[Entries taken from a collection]
---

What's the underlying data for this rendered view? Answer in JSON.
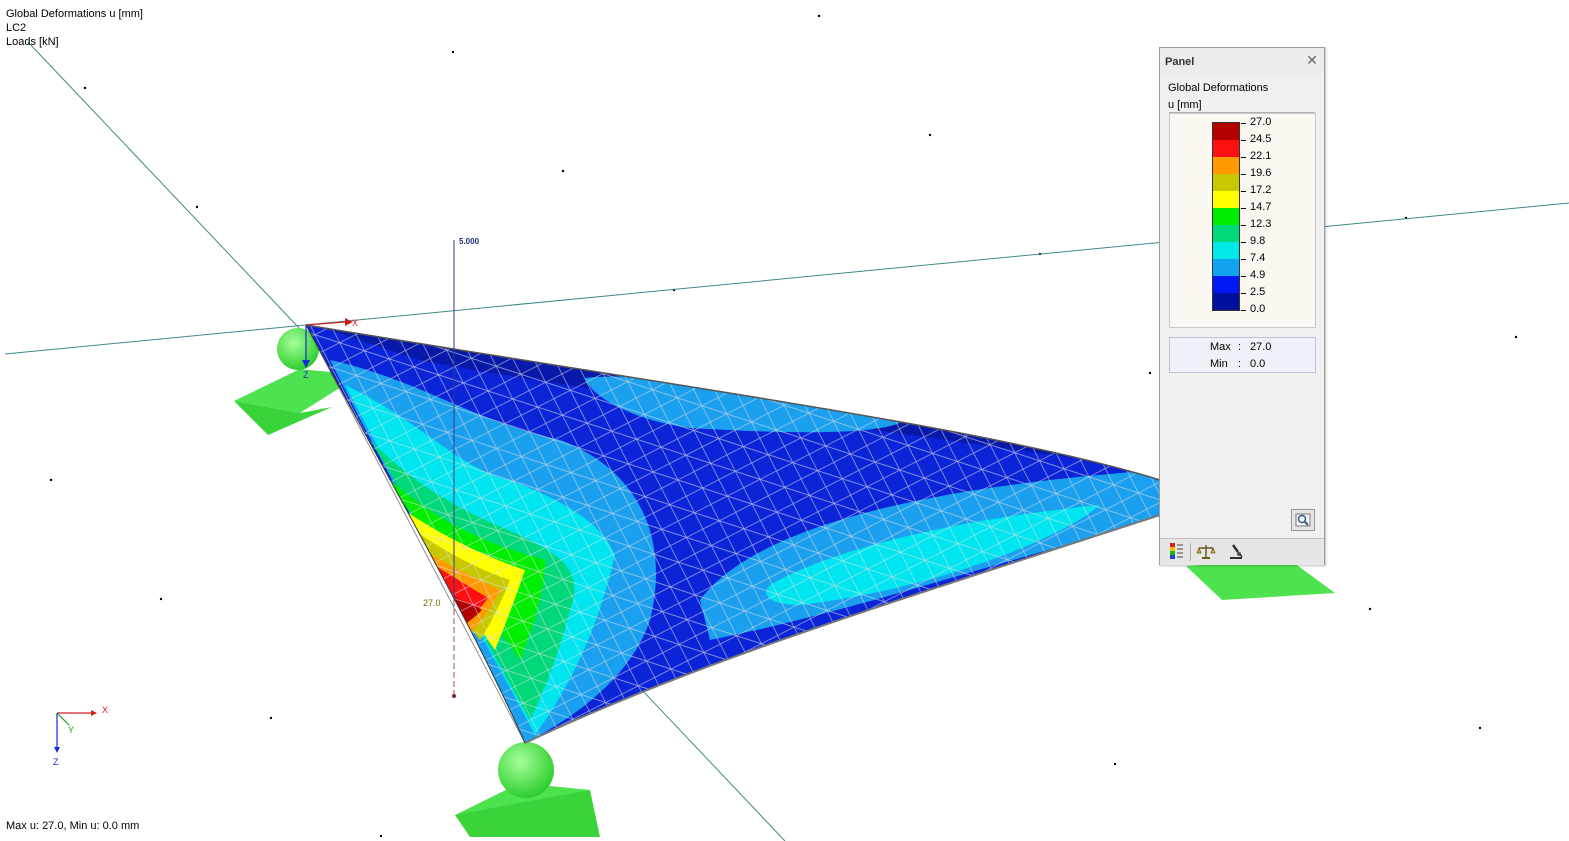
{
  "view": {
    "info_lines": [
      "Global Deformations u [mm]",
      "LC2",
      "Loads [kN]"
    ],
    "load_label": "5.000",
    "max_marker_label": "27.0",
    "status": "Max u: 27.0, Min u: 0.0 mm",
    "local_axis_labels": {
      "x": "X",
      "z": "Z"
    },
    "global_axis_labels": {
      "x": "X",
      "y": "Y",
      "z": "Z"
    }
  },
  "panel": {
    "title": "Panel",
    "close_icon": "close-icon",
    "result_name": "Global Deformations",
    "result_unit": "u [mm]",
    "legend": [
      {
        "value": "27.0",
        "color": "#b50000"
      },
      {
        "value": "24.5",
        "color": "#ff1010"
      },
      {
        "value": "22.1",
        "color": "#ff9a00"
      },
      {
        "value": "19.6",
        "color": "#c8c800"
      },
      {
        "value": "17.2",
        "color": "#ffff00"
      },
      {
        "value": "14.7",
        "color": "#00ee00"
      },
      {
        "value": "12.3",
        "color": "#00d87a"
      },
      {
        "value": "9.8",
        "color": "#00e8e8"
      },
      {
        "value": "7.4",
        "color": "#12a4ee"
      },
      {
        "value": "4.9",
        "color": "#0018f4"
      },
      {
        "value": "2.5",
        "color": "#00109e"
      },
      {
        "value": "0.0",
        "color": "#00109e"
      }
    ],
    "stats": {
      "max_label": "Max",
      "max_value": "27.0",
      "min_label": "Min",
      "min_value": "0.0"
    },
    "toolbar_icons": [
      "color-scale-icon",
      "balance-icon",
      "microscope-icon"
    ],
    "zoom_icon": "magnifier-icon"
  }
}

---

• [Aim]: Tell how many lines hold the string "view", giving the number and nothing else.

• [Reply to the task]: 2